**Task to complete**. Print the records again, character for character.

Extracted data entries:

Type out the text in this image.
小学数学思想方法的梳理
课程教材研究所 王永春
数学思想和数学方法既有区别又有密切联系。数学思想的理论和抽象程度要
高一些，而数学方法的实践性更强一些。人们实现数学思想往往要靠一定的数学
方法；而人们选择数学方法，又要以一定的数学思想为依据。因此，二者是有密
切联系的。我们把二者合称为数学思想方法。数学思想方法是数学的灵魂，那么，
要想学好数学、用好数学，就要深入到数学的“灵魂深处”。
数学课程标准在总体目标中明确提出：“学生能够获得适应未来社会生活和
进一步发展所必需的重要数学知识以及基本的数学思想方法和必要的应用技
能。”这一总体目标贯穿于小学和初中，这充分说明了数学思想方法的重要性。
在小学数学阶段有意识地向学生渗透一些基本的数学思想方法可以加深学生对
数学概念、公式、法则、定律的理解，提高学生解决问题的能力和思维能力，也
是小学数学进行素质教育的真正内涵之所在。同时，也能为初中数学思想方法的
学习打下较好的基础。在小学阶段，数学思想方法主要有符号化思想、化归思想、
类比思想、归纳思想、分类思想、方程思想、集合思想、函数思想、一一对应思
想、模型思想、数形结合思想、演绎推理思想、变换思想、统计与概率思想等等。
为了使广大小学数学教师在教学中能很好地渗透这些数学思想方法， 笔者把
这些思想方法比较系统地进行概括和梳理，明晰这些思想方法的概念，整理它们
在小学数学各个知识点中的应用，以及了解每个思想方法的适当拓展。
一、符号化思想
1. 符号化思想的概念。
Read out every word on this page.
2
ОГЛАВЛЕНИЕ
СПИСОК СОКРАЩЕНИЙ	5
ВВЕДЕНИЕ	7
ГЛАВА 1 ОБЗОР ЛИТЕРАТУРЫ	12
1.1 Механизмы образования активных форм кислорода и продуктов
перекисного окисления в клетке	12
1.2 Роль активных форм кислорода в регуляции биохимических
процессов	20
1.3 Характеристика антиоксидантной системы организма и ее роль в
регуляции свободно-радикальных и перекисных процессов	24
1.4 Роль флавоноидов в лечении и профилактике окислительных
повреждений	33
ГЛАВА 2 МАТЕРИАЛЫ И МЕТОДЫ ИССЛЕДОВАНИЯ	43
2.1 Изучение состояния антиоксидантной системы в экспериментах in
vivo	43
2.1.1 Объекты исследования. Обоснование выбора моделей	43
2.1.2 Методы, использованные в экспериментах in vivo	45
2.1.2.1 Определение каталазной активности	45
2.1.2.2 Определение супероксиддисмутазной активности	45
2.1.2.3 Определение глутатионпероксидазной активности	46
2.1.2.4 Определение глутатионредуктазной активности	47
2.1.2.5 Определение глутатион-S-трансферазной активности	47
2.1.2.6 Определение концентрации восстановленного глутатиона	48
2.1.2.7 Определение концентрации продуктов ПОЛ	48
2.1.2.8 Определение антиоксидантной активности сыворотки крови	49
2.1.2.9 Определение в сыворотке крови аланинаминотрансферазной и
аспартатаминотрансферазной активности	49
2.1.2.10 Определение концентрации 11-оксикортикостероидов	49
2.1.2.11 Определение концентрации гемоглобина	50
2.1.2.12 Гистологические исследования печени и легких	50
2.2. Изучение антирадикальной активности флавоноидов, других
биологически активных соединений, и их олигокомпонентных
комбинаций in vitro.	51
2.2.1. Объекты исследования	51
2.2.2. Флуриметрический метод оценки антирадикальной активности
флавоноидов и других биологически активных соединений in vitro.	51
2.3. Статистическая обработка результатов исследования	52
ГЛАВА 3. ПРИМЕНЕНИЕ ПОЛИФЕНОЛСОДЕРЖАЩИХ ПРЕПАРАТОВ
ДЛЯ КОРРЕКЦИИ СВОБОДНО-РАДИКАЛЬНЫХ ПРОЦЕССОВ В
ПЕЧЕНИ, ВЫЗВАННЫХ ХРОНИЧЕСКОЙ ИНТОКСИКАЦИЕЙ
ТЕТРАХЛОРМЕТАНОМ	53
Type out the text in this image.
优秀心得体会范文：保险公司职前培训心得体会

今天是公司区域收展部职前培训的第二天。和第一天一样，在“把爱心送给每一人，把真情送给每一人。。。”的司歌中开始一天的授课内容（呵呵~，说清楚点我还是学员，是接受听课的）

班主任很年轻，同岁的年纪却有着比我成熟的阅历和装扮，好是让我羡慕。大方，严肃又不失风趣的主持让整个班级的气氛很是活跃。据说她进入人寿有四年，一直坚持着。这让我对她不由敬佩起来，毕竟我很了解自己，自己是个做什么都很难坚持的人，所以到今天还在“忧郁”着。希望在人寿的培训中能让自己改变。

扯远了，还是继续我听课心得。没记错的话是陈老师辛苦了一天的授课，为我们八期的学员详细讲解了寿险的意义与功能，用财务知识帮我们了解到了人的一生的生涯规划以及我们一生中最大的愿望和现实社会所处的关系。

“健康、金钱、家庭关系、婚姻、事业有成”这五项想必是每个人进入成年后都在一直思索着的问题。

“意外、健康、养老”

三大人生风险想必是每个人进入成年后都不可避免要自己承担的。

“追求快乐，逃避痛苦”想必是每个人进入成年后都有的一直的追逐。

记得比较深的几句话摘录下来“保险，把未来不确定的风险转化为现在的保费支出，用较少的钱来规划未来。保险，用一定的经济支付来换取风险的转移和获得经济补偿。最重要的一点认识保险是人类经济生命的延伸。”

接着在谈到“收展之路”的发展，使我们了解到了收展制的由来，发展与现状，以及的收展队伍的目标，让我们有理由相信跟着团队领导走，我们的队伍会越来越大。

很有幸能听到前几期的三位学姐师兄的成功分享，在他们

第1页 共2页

**Task answer**.
Type out the text in this image.
小学数学思想方法的梳理
课程教材研究所 王永春
数学思想和数学方法既有区别又有密切联系。数学思想的理论和抽象程度要
高一些，而数学方法的实践性更强一些。人们实现数学思想往往要靠一定的数学
方法；而人们选择数学方法，又要以一定的数学思想为依据。因此，二者是有密
切联系的。我们把二者合称为数学思想方法。数学思想方法是数学的灵魂，那么，
要想学好数学、用好数学，就要深入到数学的“灵魂深处”。
数学课程标准在总体目标中明确提出：“学生能够获得适应未来社会生活和
进一步发展所必需的重要数学知识以及基本的数学思想方法和必要的应用技
能。”这一总体目标贯穿于小学和初中，这充分说明了数学思想方法的重要性。
在小学数学阶段有意识地向学生渗透一些基本的数学思想方法可以加深学生对
数学概念、公式、法则、定律的理解，提高学生解决问题的能力和思维能力，也
是小学数学进行素质教育的真正内涵之所在。同时，也能为初中数学思想方法的
学习打下较好的基础。在小学阶段，数学思想方法主要有符号化思想、化归思想、
类比思想、归纳思想、分类思想、方程思想、集合思想、函数思想、一一对应思
想、模型思想、数形结合思想、演绎推理思想、变换思想、统计与概率思想等等。
为了使广大小学数学教师在教学中能很好地渗透这些数学思想方法， 笔者把
这些思想方法比较系统地进行概括和梳理，明晰这些思想方法的概念，整理它们
在小学数学各个知识点中的应用，以及了解每个思想方法的适当拓展。
一、符号化思想
1. 符号化思想的概念。
Read out every word on this page.
2
ОГЛАВЛЕНИЕ
СПИСОК СОКРАЩЕНИЙ	5
ВВЕДЕНИЕ	7
ГЛАВА 1 ОБЗОР ЛИТЕРАТУРЫ	12
1.1 Механизмы образования активных форм кислорода и продуктов
перекисного окисления в клетке	12
1.2 Роль активных форм кислорода в регуляции биохимических
процессов	20
1.3 Характеристика антиоксидантной системы организма и ее роль в
регуляции свободно-радикальных и перекисных процессов	24
1.4 Роль флавоноидов в лечении и профилактике окислительных
повреждений	33
ГЛАВА 2 МАТЕРИАЛЫ И МЕТОДЫ ИССЛЕДОВАНИЯ	43
2.1 Изучение состояния антиоксидантной системы в экспериментах in
vivo	43
2.1.1 Объекты исследования. Обоснование выбора моделей	43
2.1.2 Методы, использованные в экспериментах in vivo	45
2.1.2.1 Определение каталазной активности	45
2.1.2.2 Определение супероксиддисмутазной активности	45
2.1.2.3 Определение глутатионпероксидазной активности	46
2.1.2.4 Определение глутатионредуктазной активности	47
2.1.2.5 Определение глутатион-S-трансферазной активности	47
2.1.2.6 Определение концентрации восстановленного глутатиона	48
2.1.2.7 Определение концентрации продуктов ПОЛ	48
2.1.2.8 Определение антиоксидантной активности сыворотки крови	49
2.1.2.9 Определение в сыворотке крови аланинаминотрансферазной и
аспартатаминотрансферазной активности	49
2.1.2.10 Определение концентрации 11-оксикортикостероидов	49
2.1.2.11 Определение концентрации гемоглобина	50
2.1.2.12 Гистологические исследования печени и легких	50
2.2. Изучение антирадикальной активности флавоноидов, других
биологически активных соединений, и их олигокомпонентных
комбинаций in vitro.	51
2.2.1. Объекты исследования	51
2.2.2. Флуриметрический метод оценки антирадикальной активности
флавоноидов и других биологически активных соединений in vitro.	51
2.3. Статистическая обработка результатов исследования	52
ГЛАВА 3. ПРИМЕНЕНИЕ ПОЛИФЕНОЛСОДЕРЖАЩИХ ПРЕПАРАТОВ
ДЛЯ КОРРЕКЦИИ СВОБОДНО-РАДИКАЛЬНЫХ ПРОЦЕССОВ В
ПЕЧЕНИ, ВЫЗВАННЫХ ХРОНИЧЕСКОЙ ИНТОКСИКАЦИЕЙ
ТЕТРАХЛОРМЕТАНОМ	53
Type out the text in this image.
优秀心得体会范文：保险公司职前培训心得体会

今天是公司区域收展部职前培训的第二天。和第一天一样，在“把爱心送给每一人，把真情送给每一人。。。”的司歌中开始一天的授课内容（呵呵~，说清楚点我还是学员，是接受听课的）

班主任很年轻，同岁的年纪却有着比我成熟的阅历和装扮，好是让我羡慕。大方，严肃又不失风趣的主持让整个班级的气氛很是活跃。据说她进入人寿有四年，一直坚持着。这让我对她不由敬佩起来，毕竟我很了解自己，自己是个做什么都很难坚持的人，所以到今天还在“忧郁”着。希望在人寿的培训中能让自己改变。

扯远了，还是继续我听课心得。没记错的话是陈老师辛苦了一天的授课，为我们八期的学员详细讲解了寿险的意义与功能，用财务知识帮我们了解到了人的一生的生涯规划以及我们一生中最大的愿望和现实社会所处的关系。

“健康、金钱、家庭关系、婚姻、事业有成”这五项想必是每个人进入成年后都在一直思索着的问题。

“意外、健康、养老”

三大人生风险想必是每个人进入成年后都不可避免要自己承担的。

“追求快乐，逃避痛苦”想必是每个人进入成年后都有的一直的追逐。

记得比较深的几句话摘录下来“保险，把未来不确定的风险转化为现在的保费支出，用较少的钱来规划未来。保险，用一定的经济支付来换取风险的转移和获得经济补偿。最重要的一点认识保险是人类经济生命的延伸。”

接着在谈到“收展之路”的发展，使我们了解到了收展制的由来，发展与现状，以及的收展队伍的目标，让我们有理由相信跟着团队领导走，我们的队伍会越来越大。

很有幸能听到前几期的三位学姐师兄的成功分享，在他们

第1页 共2页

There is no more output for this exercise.